» **Exercise aim**: Each line containing the word "text" must be collected.
**** Records to use ****
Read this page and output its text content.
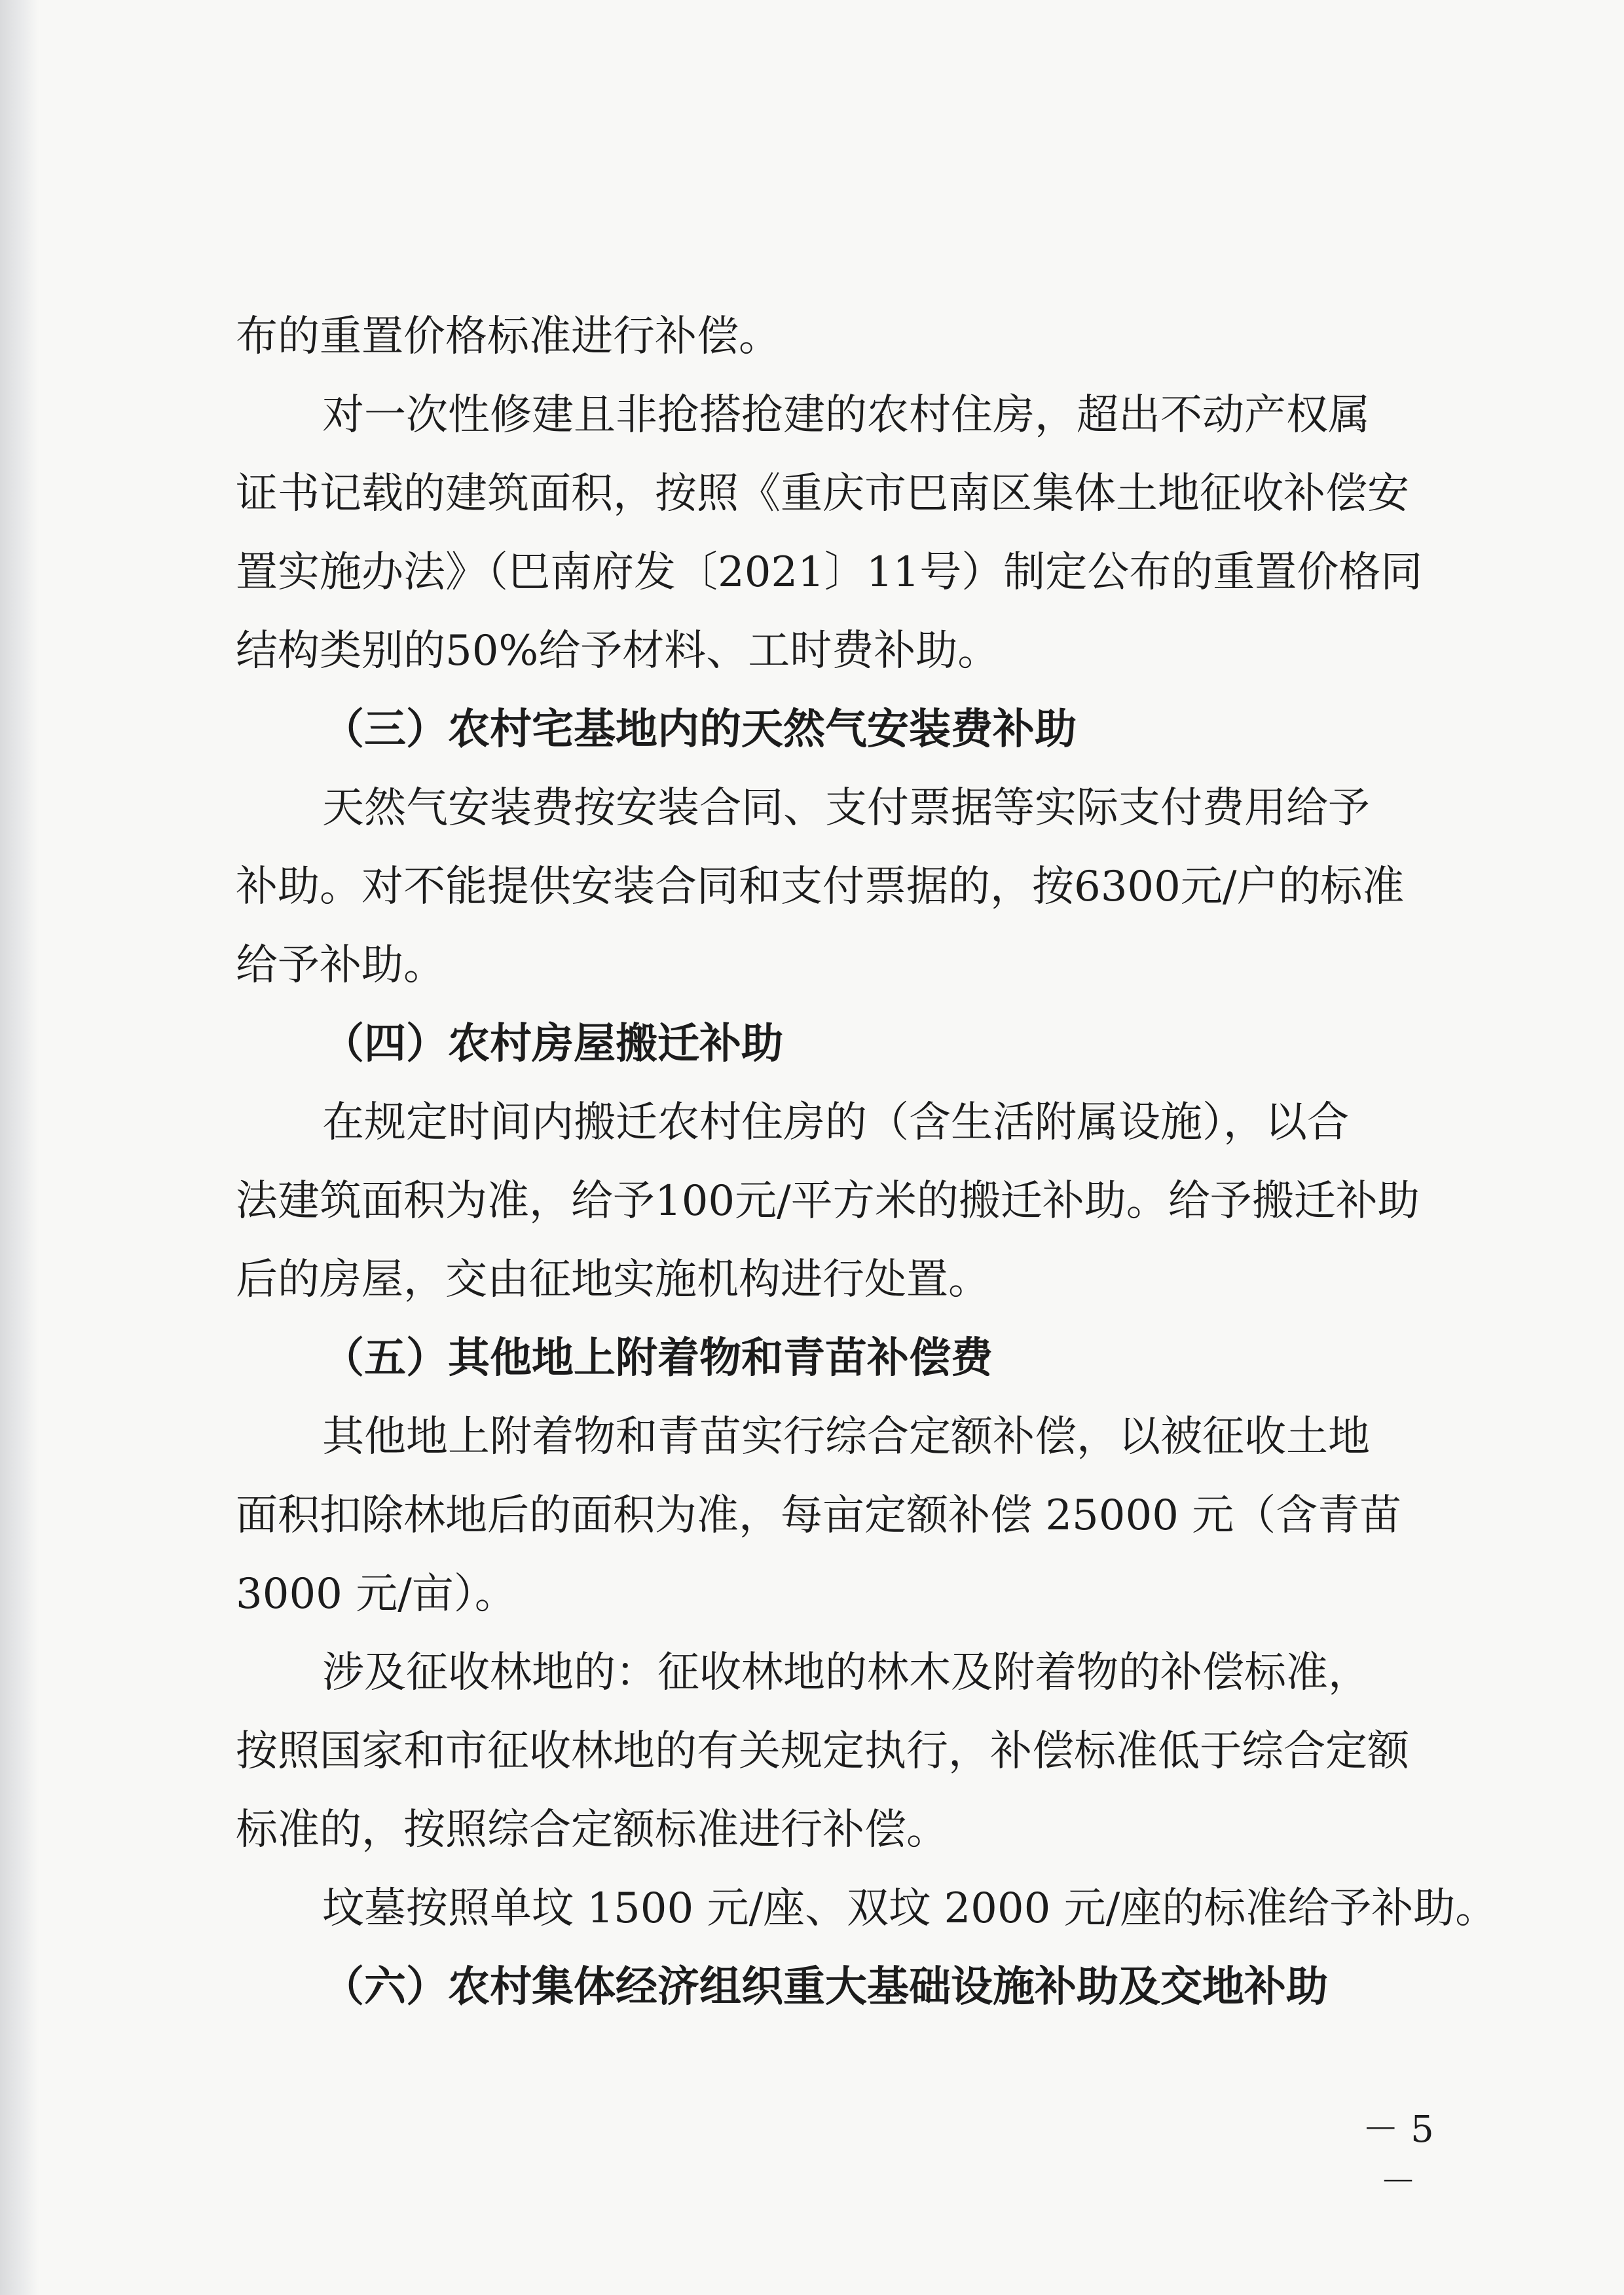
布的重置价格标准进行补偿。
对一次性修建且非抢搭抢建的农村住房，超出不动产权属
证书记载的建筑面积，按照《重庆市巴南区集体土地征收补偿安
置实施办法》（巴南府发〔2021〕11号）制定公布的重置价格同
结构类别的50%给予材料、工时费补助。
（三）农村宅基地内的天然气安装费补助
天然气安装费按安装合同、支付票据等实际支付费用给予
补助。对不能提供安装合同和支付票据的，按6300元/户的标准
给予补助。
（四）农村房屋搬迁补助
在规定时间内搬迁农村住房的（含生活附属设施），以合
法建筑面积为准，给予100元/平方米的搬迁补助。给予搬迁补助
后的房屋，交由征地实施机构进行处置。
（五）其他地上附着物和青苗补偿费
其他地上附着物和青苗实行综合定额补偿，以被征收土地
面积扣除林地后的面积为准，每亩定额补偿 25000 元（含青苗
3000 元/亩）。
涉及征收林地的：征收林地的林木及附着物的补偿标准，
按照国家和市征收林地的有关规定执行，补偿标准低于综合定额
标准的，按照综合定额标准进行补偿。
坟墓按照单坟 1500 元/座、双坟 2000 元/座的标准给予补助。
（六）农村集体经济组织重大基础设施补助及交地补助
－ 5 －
****
**** Records to use ****
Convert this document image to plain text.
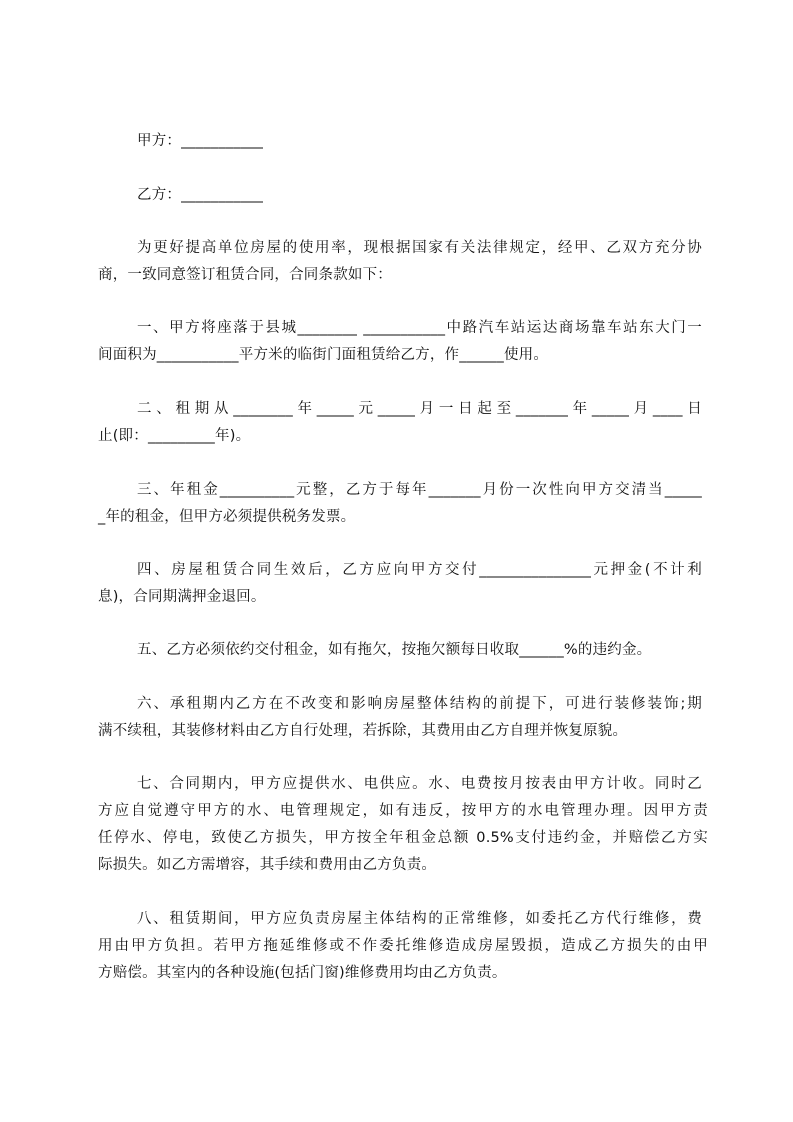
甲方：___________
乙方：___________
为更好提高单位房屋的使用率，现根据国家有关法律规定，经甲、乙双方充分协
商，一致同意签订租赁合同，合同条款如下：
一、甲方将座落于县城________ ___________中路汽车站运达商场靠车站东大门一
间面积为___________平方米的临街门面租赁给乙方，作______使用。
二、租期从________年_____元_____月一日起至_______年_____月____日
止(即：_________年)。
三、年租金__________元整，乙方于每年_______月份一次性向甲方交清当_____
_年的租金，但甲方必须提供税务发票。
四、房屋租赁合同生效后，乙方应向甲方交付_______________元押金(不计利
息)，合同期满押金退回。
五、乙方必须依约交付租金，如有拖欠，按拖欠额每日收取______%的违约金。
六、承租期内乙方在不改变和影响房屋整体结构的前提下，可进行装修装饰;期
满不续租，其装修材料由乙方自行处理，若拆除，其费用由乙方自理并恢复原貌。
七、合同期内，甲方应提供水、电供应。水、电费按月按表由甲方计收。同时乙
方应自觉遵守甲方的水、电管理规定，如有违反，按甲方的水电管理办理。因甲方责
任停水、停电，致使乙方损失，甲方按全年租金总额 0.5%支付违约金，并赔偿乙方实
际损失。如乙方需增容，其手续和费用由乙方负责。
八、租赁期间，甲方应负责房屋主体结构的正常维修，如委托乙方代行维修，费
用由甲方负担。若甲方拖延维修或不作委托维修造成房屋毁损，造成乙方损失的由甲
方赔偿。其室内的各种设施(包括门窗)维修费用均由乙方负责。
****
» **Finished task**:
Read this page and output its text content.
Convert this document image to plain text.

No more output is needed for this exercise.